▶ _JOB_
Look through the lines and report how many include the word "Enterprise", giving nothing but the number.

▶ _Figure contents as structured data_
_ _ _ _ _ _ _
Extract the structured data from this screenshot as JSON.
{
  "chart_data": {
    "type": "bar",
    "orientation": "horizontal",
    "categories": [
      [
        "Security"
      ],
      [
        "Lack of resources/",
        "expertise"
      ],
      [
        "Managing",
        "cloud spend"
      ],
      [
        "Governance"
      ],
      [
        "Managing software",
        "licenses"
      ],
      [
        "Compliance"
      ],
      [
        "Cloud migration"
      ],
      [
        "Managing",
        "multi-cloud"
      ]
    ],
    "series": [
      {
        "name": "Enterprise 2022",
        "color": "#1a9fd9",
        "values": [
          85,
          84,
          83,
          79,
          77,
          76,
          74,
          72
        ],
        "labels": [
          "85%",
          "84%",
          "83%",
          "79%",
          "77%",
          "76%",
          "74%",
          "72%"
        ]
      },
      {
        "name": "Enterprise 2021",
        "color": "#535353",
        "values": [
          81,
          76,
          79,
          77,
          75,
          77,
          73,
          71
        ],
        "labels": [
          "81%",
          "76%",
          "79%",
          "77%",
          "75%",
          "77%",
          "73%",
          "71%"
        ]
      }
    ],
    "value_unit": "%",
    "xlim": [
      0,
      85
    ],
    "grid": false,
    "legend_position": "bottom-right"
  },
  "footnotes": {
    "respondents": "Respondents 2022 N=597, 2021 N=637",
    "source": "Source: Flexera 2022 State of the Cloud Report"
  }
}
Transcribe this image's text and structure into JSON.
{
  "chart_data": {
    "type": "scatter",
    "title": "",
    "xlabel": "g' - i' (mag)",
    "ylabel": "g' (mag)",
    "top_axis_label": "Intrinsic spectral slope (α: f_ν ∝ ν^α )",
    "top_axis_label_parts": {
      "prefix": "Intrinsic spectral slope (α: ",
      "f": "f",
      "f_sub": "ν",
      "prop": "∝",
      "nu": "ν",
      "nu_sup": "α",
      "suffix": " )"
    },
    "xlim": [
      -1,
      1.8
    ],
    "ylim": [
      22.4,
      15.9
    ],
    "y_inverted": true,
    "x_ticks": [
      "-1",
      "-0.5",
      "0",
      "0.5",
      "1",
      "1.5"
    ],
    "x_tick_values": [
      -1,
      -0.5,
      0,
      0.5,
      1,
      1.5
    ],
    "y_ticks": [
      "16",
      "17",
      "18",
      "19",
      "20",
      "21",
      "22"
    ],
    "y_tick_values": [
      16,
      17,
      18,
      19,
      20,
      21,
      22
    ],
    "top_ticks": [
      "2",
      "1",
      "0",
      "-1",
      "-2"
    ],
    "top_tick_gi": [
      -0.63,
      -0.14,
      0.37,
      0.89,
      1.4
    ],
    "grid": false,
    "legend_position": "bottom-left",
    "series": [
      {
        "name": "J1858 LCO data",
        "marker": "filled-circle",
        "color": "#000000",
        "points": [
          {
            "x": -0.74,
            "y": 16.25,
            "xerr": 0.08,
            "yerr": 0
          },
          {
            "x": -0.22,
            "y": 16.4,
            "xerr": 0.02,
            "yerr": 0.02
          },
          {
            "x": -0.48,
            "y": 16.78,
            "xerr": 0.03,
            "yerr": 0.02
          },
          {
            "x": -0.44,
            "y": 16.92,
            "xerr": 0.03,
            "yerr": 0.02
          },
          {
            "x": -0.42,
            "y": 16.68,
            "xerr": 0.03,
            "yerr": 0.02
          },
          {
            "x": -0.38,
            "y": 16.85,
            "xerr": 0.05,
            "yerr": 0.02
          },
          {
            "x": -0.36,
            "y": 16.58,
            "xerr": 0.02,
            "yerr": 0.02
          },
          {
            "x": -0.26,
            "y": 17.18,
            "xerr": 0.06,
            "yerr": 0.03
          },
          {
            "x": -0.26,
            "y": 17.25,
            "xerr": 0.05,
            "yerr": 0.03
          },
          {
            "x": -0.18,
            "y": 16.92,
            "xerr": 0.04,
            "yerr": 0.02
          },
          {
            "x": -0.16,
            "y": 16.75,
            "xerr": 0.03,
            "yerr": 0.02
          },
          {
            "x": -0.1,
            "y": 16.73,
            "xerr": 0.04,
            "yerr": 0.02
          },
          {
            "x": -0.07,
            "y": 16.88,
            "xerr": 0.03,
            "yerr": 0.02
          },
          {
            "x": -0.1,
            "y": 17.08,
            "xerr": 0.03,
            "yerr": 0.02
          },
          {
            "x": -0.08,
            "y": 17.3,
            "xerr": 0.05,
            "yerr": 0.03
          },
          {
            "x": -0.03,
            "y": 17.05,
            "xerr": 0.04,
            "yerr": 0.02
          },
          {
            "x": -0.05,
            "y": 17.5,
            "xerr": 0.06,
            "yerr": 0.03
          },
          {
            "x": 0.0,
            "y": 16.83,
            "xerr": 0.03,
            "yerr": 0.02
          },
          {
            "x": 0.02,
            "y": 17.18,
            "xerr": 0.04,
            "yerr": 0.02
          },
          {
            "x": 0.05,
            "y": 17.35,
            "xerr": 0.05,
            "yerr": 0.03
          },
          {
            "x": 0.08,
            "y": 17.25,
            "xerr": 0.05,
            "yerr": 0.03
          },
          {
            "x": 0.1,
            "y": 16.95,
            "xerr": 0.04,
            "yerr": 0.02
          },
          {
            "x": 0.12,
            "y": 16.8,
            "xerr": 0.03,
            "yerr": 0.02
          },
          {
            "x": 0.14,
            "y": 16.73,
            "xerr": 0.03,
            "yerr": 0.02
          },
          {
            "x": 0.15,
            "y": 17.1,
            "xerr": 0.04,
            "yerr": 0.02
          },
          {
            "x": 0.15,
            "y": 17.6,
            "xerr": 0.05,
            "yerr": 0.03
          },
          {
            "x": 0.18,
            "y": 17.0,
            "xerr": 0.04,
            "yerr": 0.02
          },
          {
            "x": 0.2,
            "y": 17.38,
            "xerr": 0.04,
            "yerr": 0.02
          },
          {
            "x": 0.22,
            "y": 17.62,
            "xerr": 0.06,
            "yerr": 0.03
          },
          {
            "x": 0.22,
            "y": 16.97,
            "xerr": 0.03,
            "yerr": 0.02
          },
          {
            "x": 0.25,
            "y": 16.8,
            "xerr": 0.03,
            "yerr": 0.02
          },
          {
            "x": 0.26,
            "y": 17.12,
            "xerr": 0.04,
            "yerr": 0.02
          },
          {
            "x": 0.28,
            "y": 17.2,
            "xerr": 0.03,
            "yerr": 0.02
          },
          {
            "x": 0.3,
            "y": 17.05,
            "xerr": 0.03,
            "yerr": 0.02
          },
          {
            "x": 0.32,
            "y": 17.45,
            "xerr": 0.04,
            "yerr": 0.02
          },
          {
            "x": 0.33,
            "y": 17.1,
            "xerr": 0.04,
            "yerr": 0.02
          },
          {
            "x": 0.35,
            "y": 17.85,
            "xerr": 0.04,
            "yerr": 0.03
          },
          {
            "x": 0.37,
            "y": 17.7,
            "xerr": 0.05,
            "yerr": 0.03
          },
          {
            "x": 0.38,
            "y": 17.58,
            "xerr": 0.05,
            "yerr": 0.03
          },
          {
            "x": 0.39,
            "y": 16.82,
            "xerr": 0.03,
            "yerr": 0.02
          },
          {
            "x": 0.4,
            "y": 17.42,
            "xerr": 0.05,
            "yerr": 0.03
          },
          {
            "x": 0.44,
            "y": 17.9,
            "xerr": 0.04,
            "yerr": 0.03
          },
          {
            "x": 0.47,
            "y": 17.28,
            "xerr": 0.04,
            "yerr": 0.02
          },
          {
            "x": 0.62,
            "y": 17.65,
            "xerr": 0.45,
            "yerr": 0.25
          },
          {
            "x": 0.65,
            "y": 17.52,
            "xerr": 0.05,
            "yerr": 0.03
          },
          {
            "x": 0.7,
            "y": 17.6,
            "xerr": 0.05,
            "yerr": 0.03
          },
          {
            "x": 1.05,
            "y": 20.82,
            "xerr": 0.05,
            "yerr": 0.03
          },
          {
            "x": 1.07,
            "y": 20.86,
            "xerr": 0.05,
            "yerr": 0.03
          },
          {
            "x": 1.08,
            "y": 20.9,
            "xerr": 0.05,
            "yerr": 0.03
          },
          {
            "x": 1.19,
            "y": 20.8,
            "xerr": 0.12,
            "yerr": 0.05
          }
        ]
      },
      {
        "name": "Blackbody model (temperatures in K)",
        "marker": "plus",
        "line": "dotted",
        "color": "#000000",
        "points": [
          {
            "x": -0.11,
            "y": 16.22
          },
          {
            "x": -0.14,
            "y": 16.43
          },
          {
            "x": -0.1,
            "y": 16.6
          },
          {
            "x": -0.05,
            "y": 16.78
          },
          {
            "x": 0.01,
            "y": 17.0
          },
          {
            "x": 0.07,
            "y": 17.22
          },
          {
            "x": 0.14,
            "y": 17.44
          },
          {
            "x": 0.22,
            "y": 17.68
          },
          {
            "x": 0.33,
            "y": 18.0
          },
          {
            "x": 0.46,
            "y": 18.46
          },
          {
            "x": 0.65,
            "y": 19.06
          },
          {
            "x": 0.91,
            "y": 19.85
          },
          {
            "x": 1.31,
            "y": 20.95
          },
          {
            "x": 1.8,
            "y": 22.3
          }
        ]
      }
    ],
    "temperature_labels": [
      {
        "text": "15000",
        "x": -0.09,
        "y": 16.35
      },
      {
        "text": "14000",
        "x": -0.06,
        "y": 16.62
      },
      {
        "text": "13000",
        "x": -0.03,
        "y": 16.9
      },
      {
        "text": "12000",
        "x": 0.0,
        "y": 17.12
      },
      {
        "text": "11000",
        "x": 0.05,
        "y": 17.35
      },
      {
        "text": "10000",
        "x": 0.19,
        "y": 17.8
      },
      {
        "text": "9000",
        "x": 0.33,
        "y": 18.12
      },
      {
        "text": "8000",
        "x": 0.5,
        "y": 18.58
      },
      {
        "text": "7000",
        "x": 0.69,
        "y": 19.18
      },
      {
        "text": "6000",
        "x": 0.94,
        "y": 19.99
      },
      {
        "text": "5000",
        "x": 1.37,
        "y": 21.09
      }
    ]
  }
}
_ _ _ _ _ _ _
▶ _RESPONSE TO THIS TASK_
2